> [RECORD EXTRACTS]:
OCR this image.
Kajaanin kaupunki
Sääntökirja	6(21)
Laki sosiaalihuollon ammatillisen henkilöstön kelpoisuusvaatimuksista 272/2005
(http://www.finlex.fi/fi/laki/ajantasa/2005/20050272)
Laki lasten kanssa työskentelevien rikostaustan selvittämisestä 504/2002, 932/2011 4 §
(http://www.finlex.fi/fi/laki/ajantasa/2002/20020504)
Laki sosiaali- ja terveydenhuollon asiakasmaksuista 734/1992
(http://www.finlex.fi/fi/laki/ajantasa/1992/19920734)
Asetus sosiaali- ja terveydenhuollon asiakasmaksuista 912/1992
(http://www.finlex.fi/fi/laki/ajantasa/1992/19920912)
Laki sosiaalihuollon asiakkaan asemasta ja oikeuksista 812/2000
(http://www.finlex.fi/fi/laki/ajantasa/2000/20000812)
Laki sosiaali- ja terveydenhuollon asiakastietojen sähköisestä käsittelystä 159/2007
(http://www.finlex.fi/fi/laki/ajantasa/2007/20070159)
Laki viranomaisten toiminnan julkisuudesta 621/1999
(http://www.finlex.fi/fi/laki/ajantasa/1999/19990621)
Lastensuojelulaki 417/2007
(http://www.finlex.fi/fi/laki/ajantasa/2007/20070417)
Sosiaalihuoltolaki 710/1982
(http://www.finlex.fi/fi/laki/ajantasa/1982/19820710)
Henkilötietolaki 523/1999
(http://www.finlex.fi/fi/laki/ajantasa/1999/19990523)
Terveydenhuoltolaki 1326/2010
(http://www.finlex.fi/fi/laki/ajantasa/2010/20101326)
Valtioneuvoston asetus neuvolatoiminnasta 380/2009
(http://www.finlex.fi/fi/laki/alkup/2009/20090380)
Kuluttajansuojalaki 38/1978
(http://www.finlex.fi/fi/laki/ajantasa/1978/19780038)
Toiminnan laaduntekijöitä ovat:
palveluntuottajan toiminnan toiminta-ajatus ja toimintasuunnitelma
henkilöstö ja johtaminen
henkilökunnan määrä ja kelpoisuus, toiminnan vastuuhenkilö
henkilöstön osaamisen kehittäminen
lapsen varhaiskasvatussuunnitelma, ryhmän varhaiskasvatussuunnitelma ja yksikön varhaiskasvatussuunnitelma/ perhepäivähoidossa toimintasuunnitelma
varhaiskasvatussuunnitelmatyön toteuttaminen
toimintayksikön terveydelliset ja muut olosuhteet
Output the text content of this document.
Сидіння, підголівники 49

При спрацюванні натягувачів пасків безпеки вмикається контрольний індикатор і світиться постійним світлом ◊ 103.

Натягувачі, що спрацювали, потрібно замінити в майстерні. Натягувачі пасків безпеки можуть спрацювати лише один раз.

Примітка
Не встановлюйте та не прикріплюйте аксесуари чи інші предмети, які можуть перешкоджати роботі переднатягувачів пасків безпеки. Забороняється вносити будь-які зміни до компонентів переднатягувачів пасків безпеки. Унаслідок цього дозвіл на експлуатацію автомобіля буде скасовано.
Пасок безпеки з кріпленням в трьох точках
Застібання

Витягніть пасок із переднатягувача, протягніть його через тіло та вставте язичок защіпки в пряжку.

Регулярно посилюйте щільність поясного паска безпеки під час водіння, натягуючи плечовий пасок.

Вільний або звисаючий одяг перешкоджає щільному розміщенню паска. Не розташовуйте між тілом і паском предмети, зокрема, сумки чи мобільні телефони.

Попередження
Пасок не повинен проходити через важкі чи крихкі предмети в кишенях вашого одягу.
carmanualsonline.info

> [TASK TO CARRY OUT]:
Recopy the entries above exactly, with every line included.

> [RESPONSE TO THE EXERCISE]:
OCR this image.
Kajaanin kaupunki
Sääntökirja	6(21)
Laki sosiaalihuollon ammatillisen henkilöstön kelpoisuusvaatimuksista 272/2005
(http://www.finlex.fi/fi/laki/ajantasa/2005/20050272)
Laki lasten kanssa työskentelevien rikostaustan selvittämisestä 504/2002, 932/2011 4 §
(http://www.finlex.fi/fi/laki/ajantasa/2002/20020504)
Laki sosiaali- ja terveydenhuollon asiakasmaksuista 734/1992
(http://www.finlex.fi/fi/laki/ajantasa/1992/19920734)
Asetus sosiaali- ja terveydenhuollon asiakasmaksuista 912/1992
(http://www.finlex.fi/fi/laki/ajantasa/1992/19920912)
Laki sosiaalihuollon asiakkaan asemasta ja oikeuksista 812/2000
(http://www.finlex.fi/fi/laki/ajantasa/2000/20000812)
Laki sosiaali- ja terveydenhuollon asiakastietojen sähköisestä käsittelystä 159/2007
(http://www.finlex.fi/fi/laki/ajantasa/2007/20070159)
Laki viranomaisten toiminnan julkisuudesta 621/1999
(http://www.finlex.fi/fi/laki/ajantasa/1999/19990621)
Lastensuojelulaki 417/2007
(http://www.finlex.fi/fi/laki/ajantasa/2007/20070417)
Sosiaalihuoltolaki 710/1982
(http://www.finlex.fi/fi/laki/ajantasa/1982/19820710)
Henkilötietolaki 523/1999
(http://www.finlex.fi/fi/laki/ajantasa/1999/19990523)
Terveydenhuoltolaki 1326/2010
(http://www.finlex.fi/fi/laki/ajantasa/2010/20101326)
Valtioneuvoston asetus neuvolatoiminnasta 380/2009
(http://www.finlex.fi/fi/laki/alkup/2009/20090380)
Kuluttajansuojalaki 38/1978
(http://www.finlex.fi/fi/laki/ajantasa/1978/19780038)
Toiminnan laaduntekijöitä ovat:
palveluntuottajan toiminnan toiminta-ajatus ja toimintasuunnitelma
henkilöstö ja johtaminen
henkilökunnan määrä ja kelpoisuus, toiminnan vastuuhenkilö
henkilöstön osaamisen kehittäminen
lapsen varhaiskasvatussuunnitelma, ryhmän varhaiskasvatussuunnitelma ja yksikön varhaiskasvatussuunnitelma/ perhepäivähoidossa toimintasuunnitelma
varhaiskasvatussuunnitelmatyön toteuttaminen
toimintayksikön terveydelliset ja muut olosuhteet
Output the text content of this document.
Сидіння, підголівники 49

При спрацюванні натягувачів пасків безпеки вмикається контрольний індикатор і світиться постійним світлом ◊ 103.

Натягувачі, що спрацювали, потрібно замінити в майстерні. Натягувачі пасків безпеки можуть спрацювати лише один раз.

Примітка
Не встановлюйте та не прикріплюйте аксесуари чи інші предмети, які можуть перешкоджати роботі переднатягувачів пасків безпеки. Забороняється вносити будь-які зміни до компонентів переднатягувачів пасків безпеки. Унаслідок цього дозвіл на експлуатацію автомобіля буде скасовано.
Пасок безпеки з кріпленням в трьох точках
Застібання

Витягніть пасок із переднатягувача, протягніть його через тіло та вставте язичок защіпки в пряжку.

Регулярно посилюйте щільність поясного паска безпеки під час водіння, натягуючи плечовий пасок.

Вільний або звисаючий одяг перешкоджає щільному розміщенню паска. Не розташовуйте між тілом і паском предмети, зокрема, сумки чи мобільні телефони.

Попередження
Пасок не повинен проходити через важкі чи крихкі предмети в кишенях вашого одягу.
carmanualsonline.info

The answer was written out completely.